■ JOB: Give every entry again, word for word and in full.

— start SUPPLIED MATERIAL —

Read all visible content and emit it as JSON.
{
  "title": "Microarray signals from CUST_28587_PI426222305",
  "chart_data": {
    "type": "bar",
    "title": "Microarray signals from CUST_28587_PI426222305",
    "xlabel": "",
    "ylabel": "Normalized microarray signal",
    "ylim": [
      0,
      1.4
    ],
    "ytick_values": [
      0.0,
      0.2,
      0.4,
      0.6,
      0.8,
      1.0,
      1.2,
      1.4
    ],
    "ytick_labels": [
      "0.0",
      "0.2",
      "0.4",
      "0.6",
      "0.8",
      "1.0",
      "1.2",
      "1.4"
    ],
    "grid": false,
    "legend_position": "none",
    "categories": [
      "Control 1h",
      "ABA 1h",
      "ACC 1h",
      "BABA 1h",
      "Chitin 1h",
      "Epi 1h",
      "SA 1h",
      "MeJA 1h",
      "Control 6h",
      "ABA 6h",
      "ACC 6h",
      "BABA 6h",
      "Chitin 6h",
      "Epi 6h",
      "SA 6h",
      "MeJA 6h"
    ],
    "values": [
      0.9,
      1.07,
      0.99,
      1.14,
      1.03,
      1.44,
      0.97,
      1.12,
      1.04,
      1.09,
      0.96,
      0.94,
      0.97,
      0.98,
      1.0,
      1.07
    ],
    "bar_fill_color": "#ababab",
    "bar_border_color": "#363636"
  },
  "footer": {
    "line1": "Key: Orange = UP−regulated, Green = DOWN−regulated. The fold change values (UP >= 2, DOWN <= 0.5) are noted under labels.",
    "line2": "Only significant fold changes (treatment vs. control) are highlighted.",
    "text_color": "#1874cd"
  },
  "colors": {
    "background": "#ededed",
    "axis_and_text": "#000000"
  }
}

— end SUPPLIED MATERIAL —

■ TASK OUTPUT:
Read all visible content and emit it as JSON.
{
  "title": "Microarray signals from CUST_28587_PI426222305",
  "chart_data": {
    "type": "bar",
    "title": "Microarray signals from CUST_28587_PI426222305",
    "xlabel": "",
    "ylabel": "Normalized microarray signal",
    "ylim": [
      0,
      1.4
    ],
    "ytick_values": [
      0.0,
      0.2,
      0.4,
      0.6,
      0.8,
      1.0,
      1.2,
      1.4
    ],
    "ytick_labels": [
      "0.0",
      "0.2",
      "0.4",
      "0.6",
      "0.8",
      "1.0",
      "1.2",
      "1.4"
    ],
    "grid": false,
    "legend_position": "none",
    "categories": [
      "Control 1h",
      "ABA 1h",
      "ACC 1h",
      "BABA 1h",
      "Chitin 1h",
      "Epi 1h",
      "SA 1h",
      "MeJA 1h",
      "Control 6h",
      "ABA 6h",
      "ACC 6h",
      "BABA 6h",
      "Chitin 6h",
      "Epi 6h",
      "SA 6h",
      "MeJA 6h"
    ],
    "values": [
      0.9,
      1.07,
      0.99,
      1.14,
      1.03,
      1.44,
      0.97,
      1.12,
      1.04,
      1.09,
      0.96,
      0.94,
      0.97,
      0.98,
      1.0,
      1.07
    ],
    "bar_fill_color": "#ababab",
    "bar_border_color": "#363636"
  },
  "footer": {
    "line1": "Key: Orange = UP−regulated, Green = DOWN−regulated. The fold change values (UP >= 2, DOWN <= 0.5) are noted under labels.",
    "line2": "Only significant fold changes (treatment vs. control) are highlighted.",
    "text_color": "#1874cd"
  },
  "colors": {
    "background": "#ededed",
    "axis_and_text": "#000000"
  }
}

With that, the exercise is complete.